Records
§

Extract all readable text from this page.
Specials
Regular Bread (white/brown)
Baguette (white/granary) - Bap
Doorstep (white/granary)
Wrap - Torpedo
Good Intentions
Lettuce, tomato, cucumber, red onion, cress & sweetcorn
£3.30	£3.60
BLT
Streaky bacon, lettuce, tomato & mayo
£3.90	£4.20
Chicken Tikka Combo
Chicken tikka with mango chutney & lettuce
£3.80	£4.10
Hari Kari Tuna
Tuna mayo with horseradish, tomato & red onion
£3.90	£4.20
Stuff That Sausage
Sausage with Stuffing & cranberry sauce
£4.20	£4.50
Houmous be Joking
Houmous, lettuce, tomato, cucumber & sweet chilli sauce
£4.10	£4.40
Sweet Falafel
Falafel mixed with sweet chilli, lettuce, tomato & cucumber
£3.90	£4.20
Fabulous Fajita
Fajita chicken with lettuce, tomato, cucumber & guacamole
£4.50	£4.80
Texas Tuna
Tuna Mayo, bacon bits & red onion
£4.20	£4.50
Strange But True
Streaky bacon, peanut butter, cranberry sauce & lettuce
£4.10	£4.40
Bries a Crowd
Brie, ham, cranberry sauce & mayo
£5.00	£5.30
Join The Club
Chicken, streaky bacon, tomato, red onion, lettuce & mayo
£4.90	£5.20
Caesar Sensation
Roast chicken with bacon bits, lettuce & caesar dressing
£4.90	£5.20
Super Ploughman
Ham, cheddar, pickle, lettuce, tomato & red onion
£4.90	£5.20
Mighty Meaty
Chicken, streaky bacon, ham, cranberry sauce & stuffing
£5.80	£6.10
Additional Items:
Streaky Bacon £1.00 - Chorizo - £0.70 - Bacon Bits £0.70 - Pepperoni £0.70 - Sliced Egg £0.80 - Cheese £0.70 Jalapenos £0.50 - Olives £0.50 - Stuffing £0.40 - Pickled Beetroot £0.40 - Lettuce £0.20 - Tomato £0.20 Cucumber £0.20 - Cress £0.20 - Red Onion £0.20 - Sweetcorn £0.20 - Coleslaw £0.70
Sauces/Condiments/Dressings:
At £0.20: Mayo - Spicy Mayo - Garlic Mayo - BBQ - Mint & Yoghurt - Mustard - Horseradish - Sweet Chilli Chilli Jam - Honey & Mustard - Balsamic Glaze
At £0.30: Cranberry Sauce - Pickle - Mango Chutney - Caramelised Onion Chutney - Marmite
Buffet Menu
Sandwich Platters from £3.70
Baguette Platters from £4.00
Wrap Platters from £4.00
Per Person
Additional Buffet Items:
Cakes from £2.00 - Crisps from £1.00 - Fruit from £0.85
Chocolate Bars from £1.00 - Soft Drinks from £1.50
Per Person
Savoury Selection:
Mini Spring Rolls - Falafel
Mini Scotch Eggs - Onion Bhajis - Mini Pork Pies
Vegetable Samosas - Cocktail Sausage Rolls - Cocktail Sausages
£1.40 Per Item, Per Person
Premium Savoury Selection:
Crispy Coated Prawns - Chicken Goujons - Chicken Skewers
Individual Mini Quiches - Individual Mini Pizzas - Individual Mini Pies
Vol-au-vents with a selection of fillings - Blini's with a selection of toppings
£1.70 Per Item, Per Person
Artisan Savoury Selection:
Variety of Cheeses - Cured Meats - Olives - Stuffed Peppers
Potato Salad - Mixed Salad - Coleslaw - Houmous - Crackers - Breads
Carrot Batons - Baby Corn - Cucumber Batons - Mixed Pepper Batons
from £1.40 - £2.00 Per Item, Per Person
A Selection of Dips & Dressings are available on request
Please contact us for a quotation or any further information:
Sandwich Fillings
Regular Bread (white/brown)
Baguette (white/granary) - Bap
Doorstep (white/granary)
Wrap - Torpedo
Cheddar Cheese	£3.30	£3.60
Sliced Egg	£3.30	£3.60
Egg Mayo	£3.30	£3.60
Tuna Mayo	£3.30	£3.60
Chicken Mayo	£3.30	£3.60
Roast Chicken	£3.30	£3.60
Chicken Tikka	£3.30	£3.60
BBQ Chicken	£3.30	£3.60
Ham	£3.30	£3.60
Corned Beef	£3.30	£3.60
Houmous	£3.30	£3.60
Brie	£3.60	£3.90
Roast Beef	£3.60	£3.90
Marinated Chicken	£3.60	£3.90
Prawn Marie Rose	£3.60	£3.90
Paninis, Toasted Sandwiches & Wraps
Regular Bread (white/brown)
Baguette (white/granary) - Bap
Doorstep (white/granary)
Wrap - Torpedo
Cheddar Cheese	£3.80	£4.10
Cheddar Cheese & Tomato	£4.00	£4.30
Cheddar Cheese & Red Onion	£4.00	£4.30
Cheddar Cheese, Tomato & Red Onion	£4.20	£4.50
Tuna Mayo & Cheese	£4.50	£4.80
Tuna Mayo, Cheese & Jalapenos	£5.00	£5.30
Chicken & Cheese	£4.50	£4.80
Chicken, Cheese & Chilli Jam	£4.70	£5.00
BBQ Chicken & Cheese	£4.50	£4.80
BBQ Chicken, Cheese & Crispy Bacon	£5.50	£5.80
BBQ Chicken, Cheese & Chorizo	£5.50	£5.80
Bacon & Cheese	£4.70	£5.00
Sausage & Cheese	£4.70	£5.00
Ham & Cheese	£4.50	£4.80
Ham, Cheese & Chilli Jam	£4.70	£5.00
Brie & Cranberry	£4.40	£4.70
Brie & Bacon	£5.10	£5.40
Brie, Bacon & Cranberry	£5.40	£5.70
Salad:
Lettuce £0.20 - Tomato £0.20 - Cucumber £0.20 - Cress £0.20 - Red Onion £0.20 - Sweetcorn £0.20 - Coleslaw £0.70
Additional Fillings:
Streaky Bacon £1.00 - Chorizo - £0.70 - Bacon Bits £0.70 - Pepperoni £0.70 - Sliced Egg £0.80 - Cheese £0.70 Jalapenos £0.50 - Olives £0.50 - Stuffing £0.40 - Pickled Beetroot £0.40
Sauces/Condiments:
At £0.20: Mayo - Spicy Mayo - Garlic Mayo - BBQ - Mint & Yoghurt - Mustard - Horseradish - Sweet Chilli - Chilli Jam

§

From the records above, pull out every line containing the word "Beef".

Corned Beef	£3.30	£3.60
Roast Beef	£3.60	£3.90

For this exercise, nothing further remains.